[Records shown]
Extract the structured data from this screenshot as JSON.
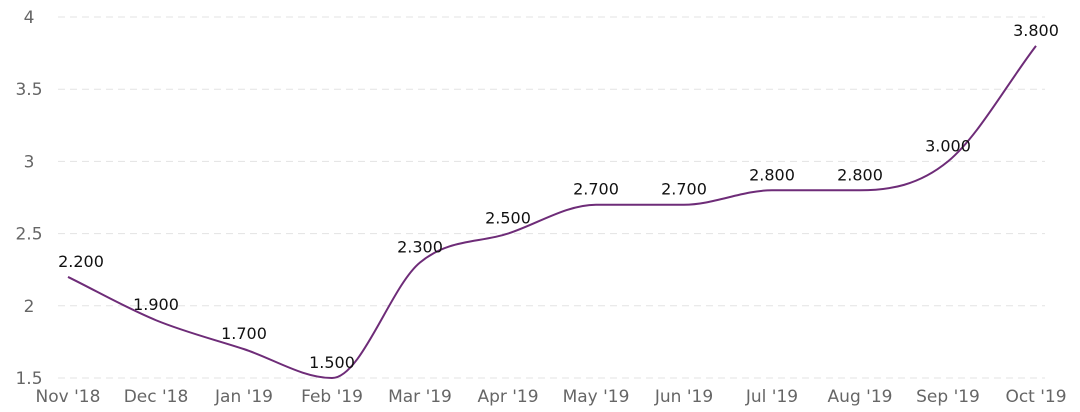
{
  "chart_data": {
    "type": "line",
    "title": "",
    "xlabel": "",
    "ylabel": "",
    "categories": [
      "Nov '18",
      "Dec '18",
      "Jan '19",
      "Feb '19",
      "Mar '19",
      "Apr '19",
      "May '19",
      "Jun '19",
      "Jul '19",
      "Aug '19",
      "Sep '19",
      "Oct '19"
    ],
    "series": [
      {
        "values": [
          2.2,
          1.9,
          1.7,
          1.5,
          2.3,
          2.5,
          2.7,
          2.7,
          2.8,
          2.8,
          3.0,
          3.8
        ],
        "data_labels": [
          "2.200",
          "1.900",
          "1.700",
          "1.500",
          "2.300",
          "2.500",
          "2.700",
          "2.700",
          "2.800",
          "2.800",
          "3.000",
          "3.800"
        ],
        "color": "#6e2c78"
      }
    ],
    "ylim": [
      1.5,
      4
    ],
    "y_ticks": [
      1.5,
      2,
      2.5,
      3,
      3.5,
      4
    ],
    "y_tick_labels": [
      "1.5",
      "2",
      "2.5",
      "3",
      "3.5",
      "4"
    ],
    "grid": true,
    "grid_style": "dashed",
    "legend": "none",
    "line_style": "smooth"
  }
}
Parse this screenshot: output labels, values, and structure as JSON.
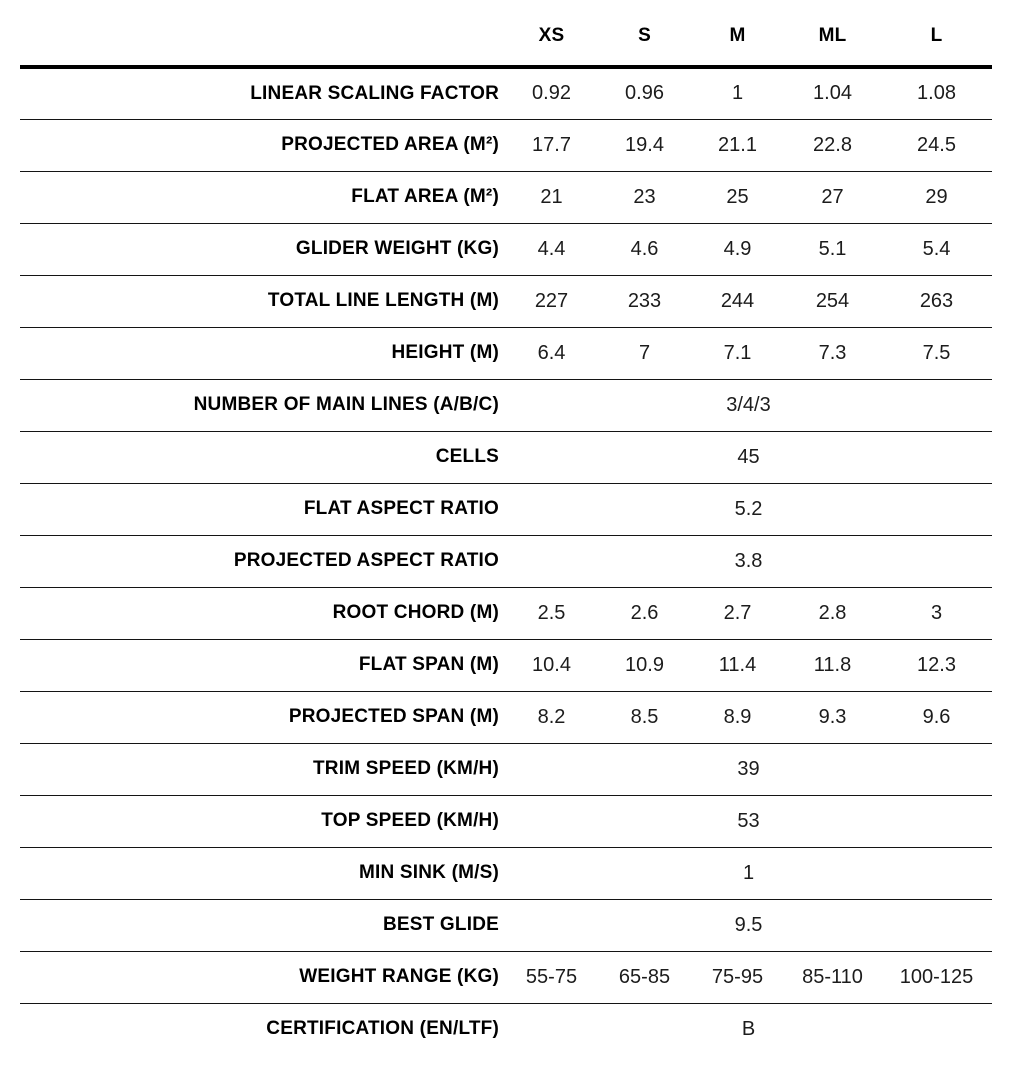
{
  "chart_data": {
    "type": "table",
    "title": "",
    "columns": [
      "XS",
      "S",
      "M",
      "ML",
      "L"
    ],
    "rows": [
      {
        "label": "LINEAR SCALING FACTOR",
        "values": [
          "0.92",
          "0.96",
          "1",
          "1.04",
          "1.08"
        ]
      },
      {
        "label": "PROJECTED AREA (M²)",
        "values": [
          "17.7",
          "19.4",
          "21.1",
          "22.8",
          "24.5"
        ]
      },
      {
        "label": "FLAT AREA (M²)",
        "values": [
          "21",
          "23",
          "25",
          "27",
          "29"
        ]
      },
      {
        "label": "GLIDER WEIGHT (KG)",
        "values": [
          "4.4",
          "4.6",
          "4.9",
          "5.1",
          "5.4"
        ]
      },
      {
        "label": "TOTAL LINE LENGTH (M)",
        "values": [
          "227",
          "233",
          "244",
          "254",
          "263"
        ]
      },
      {
        "label": "HEIGHT (M)",
        "values": [
          "6.4",
          "7",
          "7.1",
          "7.3",
          "7.5"
        ]
      },
      {
        "label": "NUMBER OF MAIN LINES (A/B/C)",
        "merged": "3/4/3"
      },
      {
        "label": "CELLS",
        "merged": "45"
      },
      {
        "label": "FLAT ASPECT RATIO",
        "merged": "5.2"
      },
      {
        "label": "PROJECTED ASPECT RATIO",
        "merged": "3.8"
      },
      {
        "label": "ROOT CHORD (M)",
        "values": [
          "2.5",
          "2.6",
          "2.7",
          "2.8",
          "3"
        ]
      },
      {
        "label": "FLAT SPAN (M)",
        "values": [
          "10.4",
          "10.9",
          "11.4",
          "11.8",
          "12.3"
        ]
      },
      {
        "label": "PROJECTED SPAN (M)",
        "values": [
          "8.2",
          "8.5",
          "8.9",
          "9.3",
          "9.6"
        ]
      },
      {
        "label": "TRIM SPEED (KM/H)",
        "merged": "39"
      },
      {
        "label": "TOP SPEED (KM/H)",
        "merged": "53"
      },
      {
        "label": "MIN SINK (M/S)",
        "merged": "1"
      },
      {
        "label": "BEST GLIDE",
        "merged": "9.5"
      },
      {
        "label": "WEIGHT RANGE (KG)",
        "values": [
          "55-75",
          "65-85",
          "75-95",
          "85-110",
          "100-125"
        ]
      },
      {
        "label": "CERTIFICATION (EN/LTF)",
        "merged": "B"
      }
    ],
    "layout": {
      "header_rule_color": "#000000",
      "row_rule_color": "#141414",
      "background": "#ffffff",
      "label_column_align": "right",
      "value_column_align": "center"
    }
  }
}
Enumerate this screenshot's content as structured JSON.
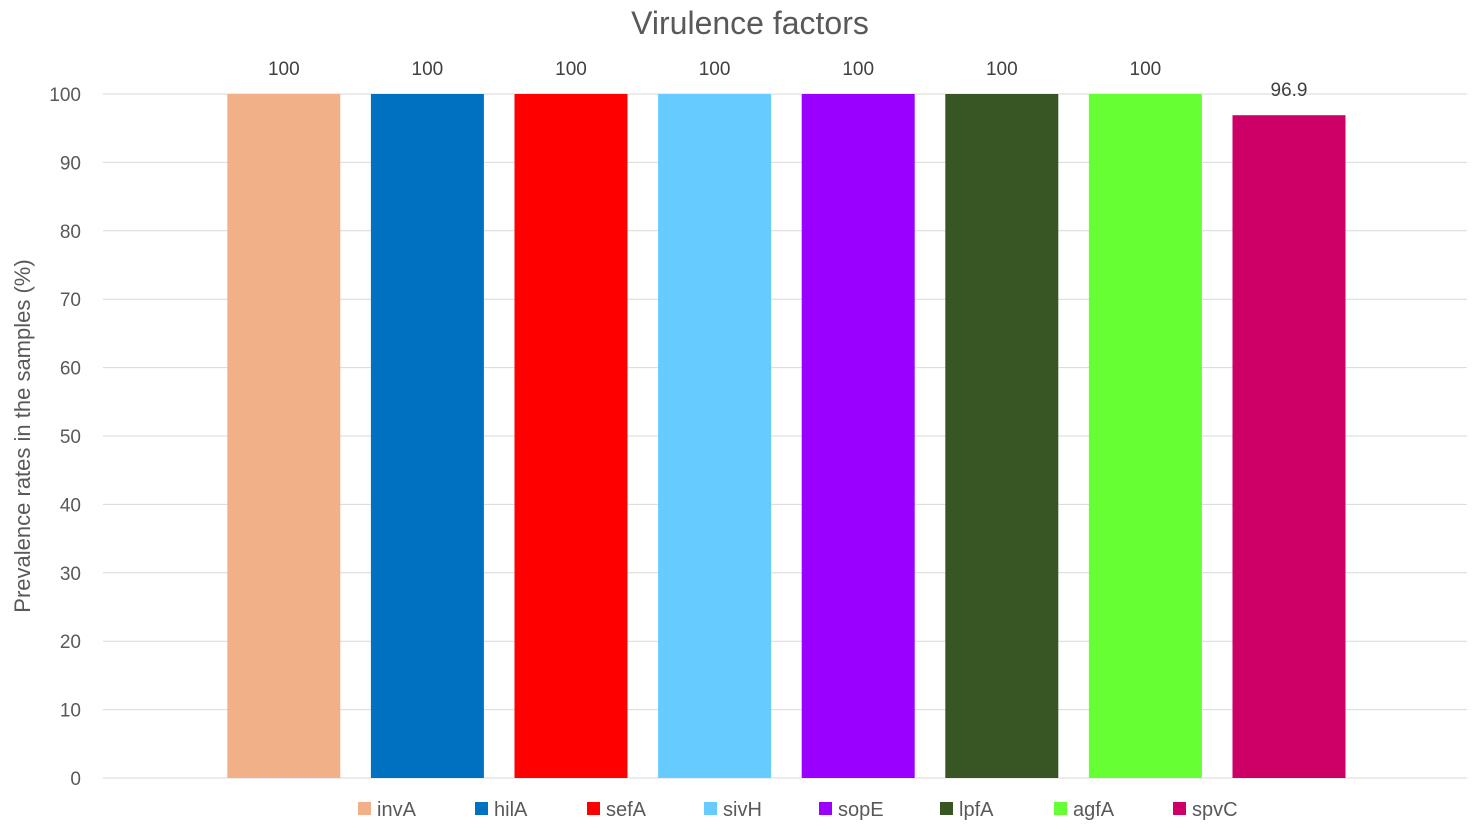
{
  "chart_data": {
    "type": "bar",
    "title": "Virulence factors",
    "xlabel": "",
    "ylabel": "Prevalence rates in the samples (%)",
    "ylim": [
      0,
      100
    ],
    "yticks": [
      0,
      10,
      20,
      30,
      40,
      50,
      60,
      70,
      80,
      90,
      100
    ],
    "grid": true,
    "legend_position": "bottom",
    "series": [
      {
        "name": "invA",
        "value": 100,
        "label": "100",
        "color": "#F2B089"
      },
      {
        "name": "hilA",
        "value": 100,
        "label": "100",
        "color": "#0070C0"
      },
      {
        "name": "sefA",
        "value": 100,
        "label": "100",
        "color": "#FF0000"
      },
      {
        "name": "sivH",
        "value": 100,
        "label": "100",
        "color": "#66CCFF"
      },
      {
        "name": "sopE",
        "value": 100,
        "label": "100",
        "color": "#9900FF"
      },
      {
        "name": "lpfA",
        "value": 100,
        "label": "100",
        "color": "#375623"
      },
      {
        "name": "agfA",
        "value": 100,
        "label": "100",
        "color": "#66FF33"
      },
      {
        "name": "spvC",
        "value": 96.9,
        "label": "96.9",
        "color": "#CC0066"
      }
    ]
  }
}
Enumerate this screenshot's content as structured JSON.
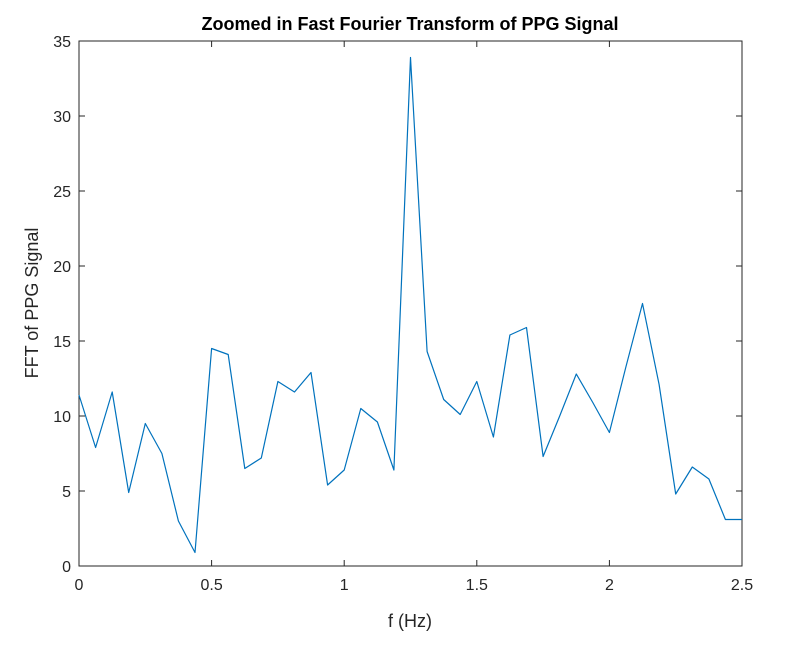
{
  "chart_data": {
    "type": "line",
    "title": "Zoomed in Fast Fourier Transform of PPG Signal",
    "xlabel": "f (Hz)",
    "ylabel": "FFT of PPG Signal",
    "xlim": [
      0,
      2.5
    ],
    "ylim": [
      0,
      35
    ],
    "xticks": [
      0,
      0.5,
      1,
      1.5,
      2,
      2.5
    ],
    "xtick_labels": [
      "0",
      "0.5",
      "1",
      "1.5",
      "2",
      "2.5"
    ],
    "yticks": [
      0,
      5,
      10,
      15,
      20,
      25,
      30,
      35
    ],
    "ytick_labels": [
      "0",
      "5",
      "10",
      "15",
      "20",
      "25",
      "30",
      "35"
    ],
    "grid": false,
    "line_color": "#0072BD",
    "series": [
      {
        "x": [
          0,
          0.0625,
          0.125,
          0.1875,
          0.25,
          0.3125,
          0.375,
          0.4375,
          0.5,
          0.5625,
          0.625,
          0.6875,
          0.75,
          0.8125,
          0.875,
          0.9375,
          1.0,
          1.0625,
          1.125,
          1.1875,
          1.25,
          1.3125,
          1.375,
          1.4375,
          1.5,
          1.5625,
          1.625,
          1.6875,
          1.75,
          1.8125,
          1.875,
          1.9375,
          2.0,
          2.0625,
          2.125,
          2.1875,
          2.25,
          2.3125,
          2.375,
          2.4375,
          2.5
        ],
        "y": [
          11.4,
          7.9,
          11.6,
          4.9,
          9.5,
          7.5,
          3.0,
          0.9,
          14.5,
          14.1,
          6.5,
          7.2,
          12.3,
          11.6,
          12.9,
          5.4,
          6.4,
          10.5,
          9.6,
          6.4,
          33.9,
          14.3,
          11.1,
          10.1,
          12.3,
          8.6,
          15.4,
          15.9,
          7.3,
          10.0,
          12.8,
          10.9,
          8.9,
          13.3,
          17.5,
          12.1,
          4.8,
          6.6,
          5.8,
          3.1,
          3.1
        ]
      }
    ]
  }
}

[Problem to work on] In the entries above, find every line with the word "SPAN" and list it.

[Written response]
        "label": "FLAT SPAN (M)",
        "label": "PROJECTED SPAN (M)",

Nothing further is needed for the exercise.